→ Exercise brief:
Update the stretch of lines from the start through the line containing "legend-label: 5 % p.a. [28,502,80,518]", replacing every "pie-slice" with "pie-wedge" and leaving everything else unchanged. Return only those lines.

** Start **

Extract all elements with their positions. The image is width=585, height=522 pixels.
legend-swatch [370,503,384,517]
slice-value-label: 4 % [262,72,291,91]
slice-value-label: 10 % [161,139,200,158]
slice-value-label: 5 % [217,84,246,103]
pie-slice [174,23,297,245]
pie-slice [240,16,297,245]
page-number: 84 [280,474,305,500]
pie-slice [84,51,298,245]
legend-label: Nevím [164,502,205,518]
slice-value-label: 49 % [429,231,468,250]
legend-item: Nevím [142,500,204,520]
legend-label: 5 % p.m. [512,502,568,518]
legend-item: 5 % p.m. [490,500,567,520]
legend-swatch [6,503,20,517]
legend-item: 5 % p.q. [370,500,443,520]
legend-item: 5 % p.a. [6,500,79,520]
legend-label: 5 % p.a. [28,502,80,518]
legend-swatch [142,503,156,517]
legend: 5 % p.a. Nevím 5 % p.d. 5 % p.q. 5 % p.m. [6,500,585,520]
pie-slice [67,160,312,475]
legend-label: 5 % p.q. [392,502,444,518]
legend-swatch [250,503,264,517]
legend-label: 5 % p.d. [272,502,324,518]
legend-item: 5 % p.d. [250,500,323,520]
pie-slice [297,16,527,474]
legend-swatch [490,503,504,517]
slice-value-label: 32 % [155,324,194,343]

** End **

→ Final result:
Extract all elements with their positions. The image is width=585, height=522 pixels.
legend-swatch [370,503,384,517]
slice-value-label: 4 % [262,72,291,91]
slice-value-label: 10 % [161,139,200,158]
slice-value-label: 5 % [217,84,246,103]
pie-wedge [174,23,297,245]
pie-wedge [240,16,297,245]
page-number: 84 [280,474,305,500]
pie-wedge [84,51,298,245]
legend-label: Nevím [164,502,205,518]
slice-value-label: 49 % [429,231,468,250]
legend-item: Nevím [142,500,204,520]
legend-label: 5 % p.m. [512,502,568,518]
legend-item: 5 % p.m. [490,500,567,520]
legend-swatch [6,503,20,517]
legend-item: 5 % p.q. [370,500,443,520]
legend-item: 5 % p.a. [6,500,79,520]
legend-label: 5 % p.a. [28,502,80,518]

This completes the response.